[Data extracted from a collection]
- - - -

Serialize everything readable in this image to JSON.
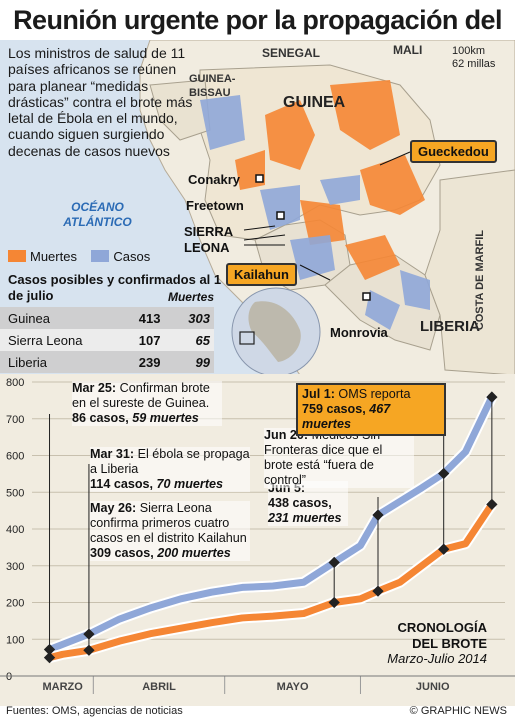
{
  "title": "Reunión urgente por la propagación del Ébola",
  "intro": "Los ministros de salud de 11 países africanos se reúnen para planear “medidas drásticas” contra el brote más letal de Ébola en el mundo, cuando siguen surgiendo decenas de casos nuevos",
  "map": {
    "countries": [
      "SENEGAL",
      "MALI",
      "GUINEA-BISSAU",
      "GUINEA",
      "SIERRA LEONA",
      "LIBERIA",
      "COSTA DE MARFIL"
    ],
    "ocean": "OCÉANO ATLÁNTICO",
    "cities": [
      "Conakry",
      "Freetown",
      "Monrovia"
    ],
    "callouts": [
      "Gueckedou",
      "Kailahun"
    ],
    "scale": [
      "100km",
      "62 millas"
    ]
  },
  "legend": {
    "deaths_label": "Muertes",
    "cases_label": "Casos",
    "deaths_color": "#f58634",
    "cases_color": "#8fa7d8"
  },
  "table": {
    "title": "Casos posibles y confirmados al 1 de julio",
    "deaths_header": "Muertes",
    "rows": [
      {
        "country": "Guinea",
        "cases": "413",
        "deaths": "303"
      },
      {
        "country": "Sierra Leona",
        "cases": "107",
        "deaths": "65"
      },
      {
        "country": "Liberia",
        "cases": "239",
        "deaths": "99"
      }
    ]
  },
  "annotations": [
    {
      "date": "Mar 25:",
      "text": "Confirman brote en el sureste de Guinea.",
      "cases": "86 casos,",
      "deaths": "59 muertes"
    },
    {
      "date": "Mar 31:",
      "text": "El ébola se propaga a Liberia",
      "cases": "114 casos,",
      "deaths": "70 muertes"
    },
    {
      "date": "May 26:",
      "text": "Sierra Leona confirma primeros cuatro casos en el distrito Kailahun",
      "cases": "309 casos,",
      "deaths": "200 muertes"
    },
    {
      "date": "Jun 5:",
      "cases": "438 casos,",
      "deaths": "231 muertes"
    },
    {
      "date": "Jun 20:",
      "text": "Médicos Sin Fronteras dice que el brote está “fuera de control”"
    },
    {
      "date": "Jul 1:",
      "text": "OMS reporta",
      "cases": "759 casos,",
      "deaths": "467 muertes"
    }
  ],
  "chart_data": {
    "type": "line",
    "title": "CRONOLOGÍA DEL BROTE",
    "subtitle": "Marzo-Julio 2014",
    "x": [
      "2014-03-22",
      "2014-03-25",
      "2014-03-31",
      "2014-04-07",
      "2014-04-14",
      "2014-04-21",
      "2014-04-28",
      "2014-05-05",
      "2014-05-12",
      "2014-05-19",
      "2014-05-26",
      "2014-06-01",
      "2014-06-05",
      "2014-06-10",
      "2014-06-15",
      "2014-06-20",
      "2014-06-25",
      "2014-07-01"
    ],
    "series": [
      {
        "name": "Casos",
        "color": "#8fa7d8",
        "values": [
          72,
          86,
          114,
          155,
          185,
          210,
          228,
          241,
          245,
          255,
          309,
          355,
          438,
          475,
          512,
          551,
          610,
          759
        ]
      },
      {
        "name": "Muertes",
        "color": "#f58634",
        "values": [
          50,
          59,
          70,
          95,
          115,
          130,
          145,
          158,
          163,
          170,
          200,
          210,
          231,
          255,
          300,
          345,
          360,
          467
        ]
      }
    ],
    "ylim": [
      0,
      800
    ],
    "yticks": [
      0,
      100,
      200,
      300,
      400,
      500,
      600,
      700,
      800
    ],
    "months": [
      "MARZO",
      "ABRIL",
      "MAYO",
      "JUNIO"
    ],
    "grid": true
  },
  "footer": {
    "sources": "Fuentes: OMS, agencias de noticias",
    "credit": "© GRAPHIC NEWS"
  }
}
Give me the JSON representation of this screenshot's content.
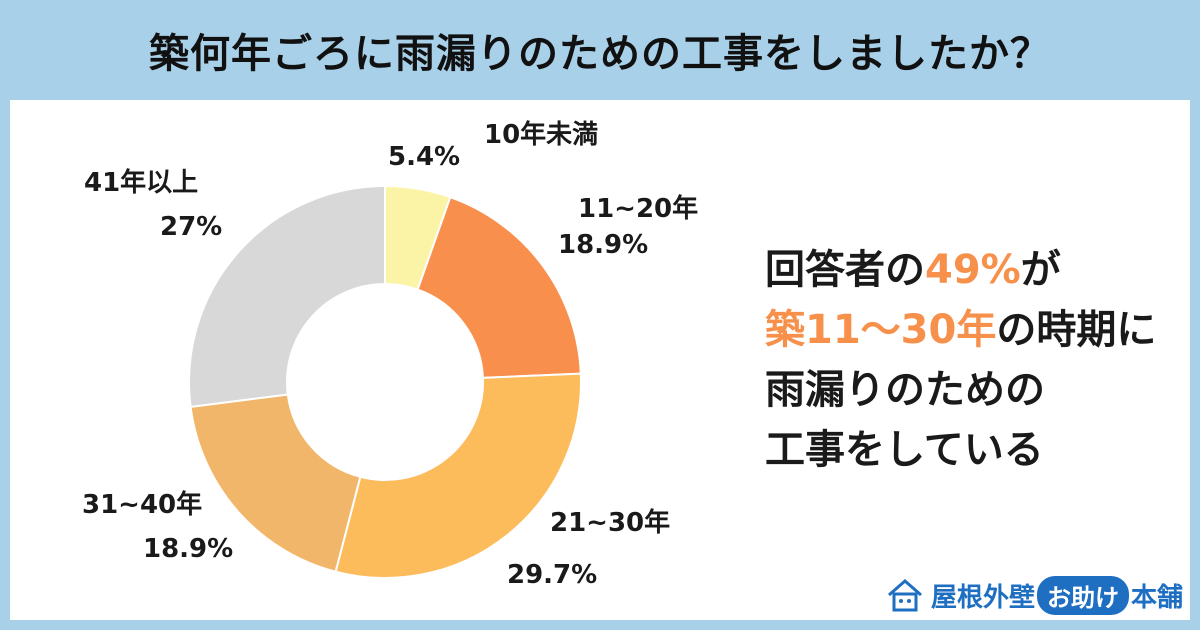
{
  "title": "築何年ごろに雨漏りのための工事をしましたか？",
  "chart_data": {
    "type": "pie",
    "variant": "donut",
    "categories": [
      "10年未満",
      "11~20年",
      "21~30年",
      "31~40年",
      "41年以上"
    ],
    "values": [
      5.4,
      18.9,
      29.7,
      18.9,
      27
    ],
    "value_labels": [
      "5.4%",
      "18.9%",
      "29.7%",
      "18.9%",
      "27%"
    ],
    "colors": [
      "#fbf3a6",
      "#f98f4c",
      "#fdbc5c",
      "#f2b66b",
      "#d8d8d8"
    ]
  },
  "callout": {
    "line1_pre": "回答者の",
    "line1_hl": "49%",
    "line1_post": "が",
    "line2_hl": "築11〜30年",
    "line2_post": "の時期に",
    "line3": "雨漏りのための",
    "line4": "工事をしている"
  },
  "logo": {
    "main": "屋根外壁",
    "pill": "お助け",
    "end": "本舗"
  }
}
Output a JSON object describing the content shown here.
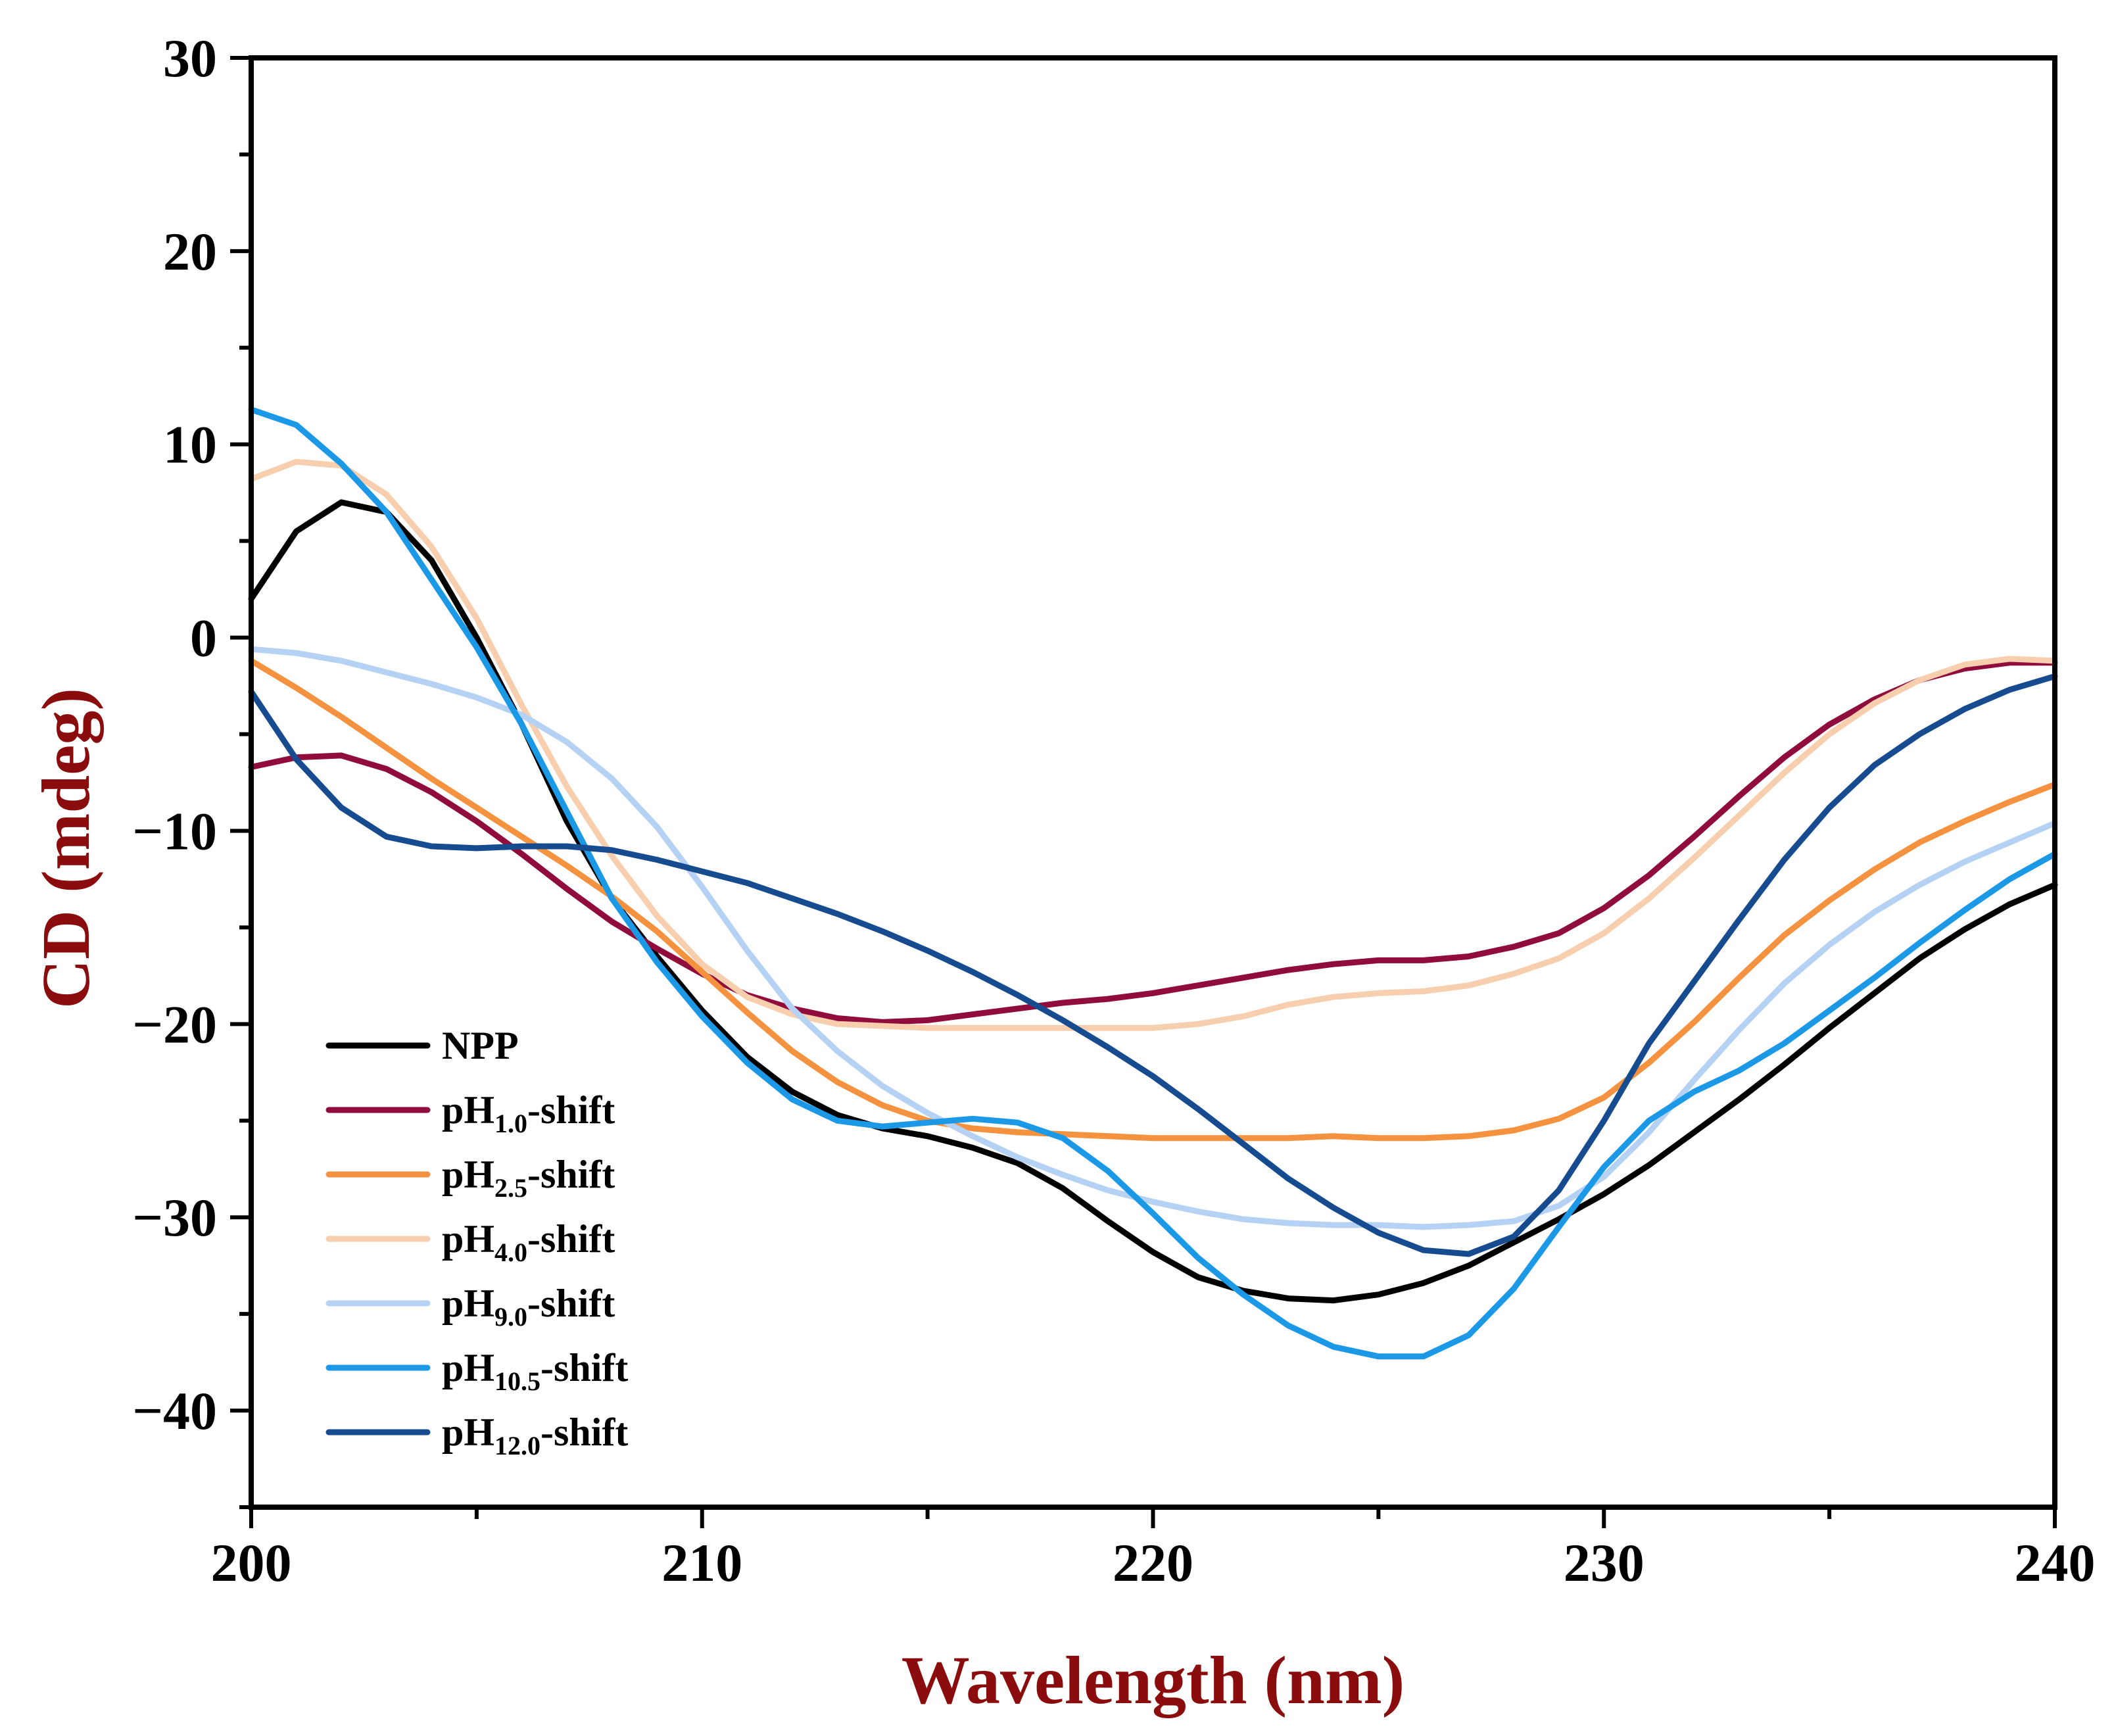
{
  "chart_data": {
    "type": "line",
    "title": "",
    "xlabel": "Wavelength (nm)",
    "ylabel": "CD (mdeg)",
    "xlim": [
      200,
      240
    ],
    "ylim": [
      -45,
      30
    ],
    "xticks": [
      200,
      210,
      220,
      230,
      240
    ],
    "yticks": [
      30,
      20,
      10,
      0,
      -10,
      -20,
      -30,
      -40
    ],
    "xtick_labels": [
      "200",
      "210",
      "220",
      "230",
      "240"
    ],
    "ytick_labels": [
      "30",
      "20",
      "10",
      "0",
      "−10",
      "−20",
      "−30",
      "−40"
    ],
    "grid": false,
    "legend_position": "lower-left",
    "x": [
      200,
      201,
      202,
      203,
      204,
      205,
      206,
      207,
      208,
      209,
      210,
      211,
      212,
      213,
      214,
      215,
      216,
      217,
      218,
      219,
      220,
      221,
      222,
      223,
      224,
      225,
      226,
      227,
      228,
      229,
      230,
      231,
      232,
      233,
      234,
      235,
      236,
      237,
      238,
      239,
      240
    ],
    "series": [
      {
        "name": "NPP",
        "base": "NPP",
        "sub": "",
        "suffix": "",
        "color": "#000000",
        "values": [
          2,
          5.5,
          7,
          6.5,
          4,
          0,
          -4.5,
          -9.5,
          -13.5,
          -16.5,
          -19.3,
          -21.7,
          -23.5,
          -24.7,
          -25.4,
          -25.8,
          -26.4,
          -27.2,
          -28.5,
          -30.2,
          -31.8,
          -33.1,
          -33.8,
          -34.2,
          -34.3,
          -34.0,
          -33.4,
          -32.5,
          -31.3,
          -30.1,
          -28.8,
          -27.3,
          -25.6,
          -23.9,
          -22.1,
          -20.2,
          -18.4,
          -16.6,
          -15.1,
          -13.8,
          -12.8
        ]
      },
      {
        "name": "pH1.0-shift",
        "base": "pH",
        "sub": "1.0",
        "suffix": "-shift",
        "color": "#8f0c3c",
        "values": [
          -6.7,
          -6.2,
          -6.1,
          -6.8,
          -8.0,
          -9.5,
          -11.2,
          -13.0,
          -14.7,
          -16.1,
          -17.4,
          -18.5,
          -19.2,
          -19.7,
          -19.9,
          -19.8,
          -19.5,
          -19.2,
          -18.9,
          -18.7,
          -18.4,
          -18.0,
          -17.6,
          -17.2,
          -16.9,
          -16.7,
          -16.7,
          -16.5,
          -16.0,
          -15.3,
          -14.0,
          -12.3,
          -10.3,
          -8.2,
          -6.2,
          -4.5,
          -3.2,
          -2.2,
          -1.6,
          -1.3,
          -1.3
        ]
      },
      {
        "name": "pH2.5-shift",
        "base": "pH",
        "sub": "2.5",
        "suffix": "-shift",
        "color": "#f59240",
        "values": [
          -1.2,
          -2.6,
          -4.1,
          -5.7,
          -7.3,
          -8.8,
          -10.3,
          -11.8,
          -13.4,
          -15.2,
          -17.3,
          -19.4,
          -21.4,
          -23.0,
          -24.2,
          -25.0,
          -25.4,
          -25.6,
          -25.7,
          -25.8,
          -25.9,
          -25.9,
          -25.9,
          -25.9,
          -25.8,
          -25.9,
          -25.9,
          -25.8,
          -25.5,
          -24.9,
          -23.8,
          -22.0,
          -19.9,
          -17.6,
          -15.4,
          -13.6,
          -12.0,
          -10.6,
          -9.5,
          -8.5,
          -7.6
        ]
      },
      {
        "name": "pH4.0-shift",
        "base": "pH",
        "sub": "4.0",
        "suffix": "-shift",
        "color": "#f8cfae",
        "values": [
          8.2,
          9.1,
          8.9,
          7.4,
          4.7,
          1.0,
          -3.5,
          -7.7,
          -11.3,
          -14.4,
          -16.9,
          -18.6,
          -19.5,
          -20.0,
          -20.1,
          -20.2,
          -20.2,
          -20.2,
          -20.2,
          -20.2,
          -20.2,
          -20.0,
          -19.6,
          -19.0,
          -18.6,
          -18.4,
          -18.3,
          -18.0,
          -17.4,
          -16.6,
          -15.3,
          -13.5,
          -11.4,
          -9.2,
          -7.0,
          -5.0,
          -3.4,
          -2.2,
          -1.4,
          -1.1,
          -1.2
        ]
      },
      {
        "name": "pH9.0-shift",
        "base": "pH",
        "sub": "9.0",
        "suffix": "-shift",
        "color": "#b5d2f4",
        "values": [
          -0.6,
          -0.8,
          -1.2,
          -1.8,
          -2.4,
          -3.1,
          -4.0,
          -5.4,
          -7.3,
          -9.8,
          -12.9,
          -16.2,
          -19.2,
          -21.4,
          -23.2,
          -24.6,
          -25.8,
          -26.9,
          -27.8,
          -28.6,
          -29.2,
          -29.7,
          -30.1,
          -30.3,
          -30.4,
          -30.4,
          -30.5,
          -30.4,
          -30.2,
          -29.4,
          -27.9,
          -25.6,
          -22.9,
          -20.3,
          -17.9,
          -15.9,
          -14.2,
          -12.8,
          -11.6,
          -10.6,
          -9.6
        ]
      },
      {
        "name": "pH10.5-shift",
        "base": "pH",
        "sub": "10.5",
        "suffix": "-shift",
        "color": "#1c99e6",
        "values": [
          11.8,
          11.0,
          9.0,
          6.5,
          3.0,
          -0.5,
          -4.5,
          -9.0,
          -13.5,
          -16.8,
          -19.6,
          -22.0,
          -23.9,
          -25.0,
          -25.3,
          -25.1,
          -24.9,
          -25.1,
          -25.9,
          -27.6,
          -29.8,
          -32.1,
          -34.0,
          -35.6,
          -36.7,
          -37.2,
          -37.2,
          -36.1,
          -33.7,
          -30.5,
          -27.4,
          -25.0,
          -23.5,
          -22.4,
          -21.0,
          -19.3,
          -17.6,
          -15.8,
          -14.1,
          -12.5,
          -11.2
        ]
      },
      {
        "name": "pH12.0-shift",
        "base": "pH",
        "sub": "12.0",
        "suffix": "-shift",
        "color": "#164c8f",
        "values": [
          -2.8,
          -6.3,
          -8.8,
          -10.3,
          -10.8,
          -10.9,
          -10.8,
          -10.8,
          -11.0,
          -11.5,
          -12.1,
          -12.7,
          -13.5,
          -14.3,
          -15.2,
          -16.2,
          -17.3,
          -18.5,
          -19.8,
          -21.2,
          -22.7,
          -24.4,
          -26.2,
          -28.0,
          -29.5,
          -30.8,
          -31.7,
          -31.9,
          -31.0,
          -28.6,
          -25.0,
          -21.0,
          -17.8,
          -14.6,
          -11.5,
          -8.8,
          -6.6,
          -5.0,
          -3.7,
          -2.7,
          -2.0
        ]
      }
    ]
  }
}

- - - -

— TASK REQUIREMENTS —
Search the entries for the word "date", then gather every line that has it.

— SOLUTION TO THIS TASK —
      "date": "Mar 25:",
      "date": "Mar 31:",
      "date": "May 26:",
      "date": "Jun 5:",
      "date": "Jun 20:",
      "date": "Jul 1:",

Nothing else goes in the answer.